= THE EXERCISE =
Repeat the records in full and exactly, omitting pictures.

= RECORDS FOR PROCESSING =

-------------------------

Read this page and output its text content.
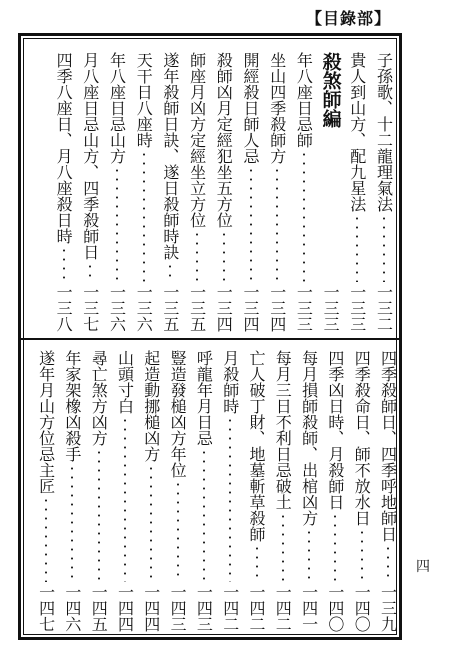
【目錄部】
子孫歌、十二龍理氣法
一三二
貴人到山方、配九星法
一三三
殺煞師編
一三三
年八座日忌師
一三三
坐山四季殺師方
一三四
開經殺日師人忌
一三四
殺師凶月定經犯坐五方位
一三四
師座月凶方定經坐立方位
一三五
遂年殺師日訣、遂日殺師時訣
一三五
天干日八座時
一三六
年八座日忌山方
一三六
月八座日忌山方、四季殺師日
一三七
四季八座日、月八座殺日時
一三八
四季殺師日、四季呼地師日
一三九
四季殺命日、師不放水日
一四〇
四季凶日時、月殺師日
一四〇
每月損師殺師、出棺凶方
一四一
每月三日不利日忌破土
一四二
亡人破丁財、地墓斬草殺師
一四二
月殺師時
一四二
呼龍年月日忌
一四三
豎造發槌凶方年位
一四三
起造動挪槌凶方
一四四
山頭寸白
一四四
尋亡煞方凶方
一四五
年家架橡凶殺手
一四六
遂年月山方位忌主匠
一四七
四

-------------------------

= WORKED ANSWER =
Read this page and output its text content.
【目錄部】
子孫歌、十二龍理氣法
一三二
貴人到山方、配九星法
一三三
殺煞師編
一三三
年八座日忌師
一三三
坐山四季殺師方
一三四
開經殺日師人忌
一三四
殺師凶月定經犯坐五方位
一三四
師座月凶方定經坐立方位
一三五
遂年殺師日訣、遂日殺師時訣
一三五
天干日八座時
一三六
年八座日忌山方
一三六
月八座日忌山方、四季殺師日
一三七
四季八座日、月八座殺日時
一三八
四季殺師日、四季呼地師日
一三九
四季殺命日、師不放水日
一四〇
四季凶日時、月殺師日
一四〇
每月損師殺師、出棺凶方
一四一
每月三日不利日忌破土
一四二
亡人破丁財、地墓斬草殺師
一四二
月殺師時
一四二
呼龍年月日忌
一四三
豎造發槌凶方年位
一四三
起造動挪槌凶方
一四四
山頭寸白
一四四
尋亡煞方凶方
一四五
年家架橡凶殺手
一四六
遂年月山方位忌主匠
一四七
四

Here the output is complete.